- RECORDED INFORMATION
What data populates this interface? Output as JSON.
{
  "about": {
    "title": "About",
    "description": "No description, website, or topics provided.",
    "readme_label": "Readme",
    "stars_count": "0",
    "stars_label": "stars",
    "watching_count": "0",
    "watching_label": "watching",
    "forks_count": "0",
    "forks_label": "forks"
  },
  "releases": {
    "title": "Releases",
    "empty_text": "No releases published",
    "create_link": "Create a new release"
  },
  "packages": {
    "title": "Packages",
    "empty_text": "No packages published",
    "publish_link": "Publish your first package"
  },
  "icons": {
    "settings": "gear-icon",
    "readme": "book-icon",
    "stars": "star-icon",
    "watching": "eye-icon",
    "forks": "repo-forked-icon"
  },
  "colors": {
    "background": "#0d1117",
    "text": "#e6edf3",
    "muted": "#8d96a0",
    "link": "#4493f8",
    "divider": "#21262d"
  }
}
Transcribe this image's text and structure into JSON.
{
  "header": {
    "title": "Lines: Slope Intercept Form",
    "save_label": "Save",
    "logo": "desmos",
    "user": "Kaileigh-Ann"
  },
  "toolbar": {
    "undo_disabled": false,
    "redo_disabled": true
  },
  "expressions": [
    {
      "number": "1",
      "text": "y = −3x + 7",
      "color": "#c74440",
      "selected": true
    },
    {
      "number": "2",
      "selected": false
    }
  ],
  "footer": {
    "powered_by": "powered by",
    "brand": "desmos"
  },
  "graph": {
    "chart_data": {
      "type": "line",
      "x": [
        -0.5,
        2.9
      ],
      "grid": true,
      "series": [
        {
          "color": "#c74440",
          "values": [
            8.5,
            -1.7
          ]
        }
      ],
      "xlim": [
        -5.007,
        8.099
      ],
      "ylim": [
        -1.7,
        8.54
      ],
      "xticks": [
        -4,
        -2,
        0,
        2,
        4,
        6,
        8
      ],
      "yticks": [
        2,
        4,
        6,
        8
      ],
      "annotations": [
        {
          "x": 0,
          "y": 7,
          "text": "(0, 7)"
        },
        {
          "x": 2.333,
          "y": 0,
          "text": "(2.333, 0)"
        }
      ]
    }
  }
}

- EXERCISE TASK
Isolate each line of the listing above that includes "this". Copy it.

- COMPLETED EXERCISE
What data populates this interface? Output as JSON.
Transcribe this image's text and structure into JSON.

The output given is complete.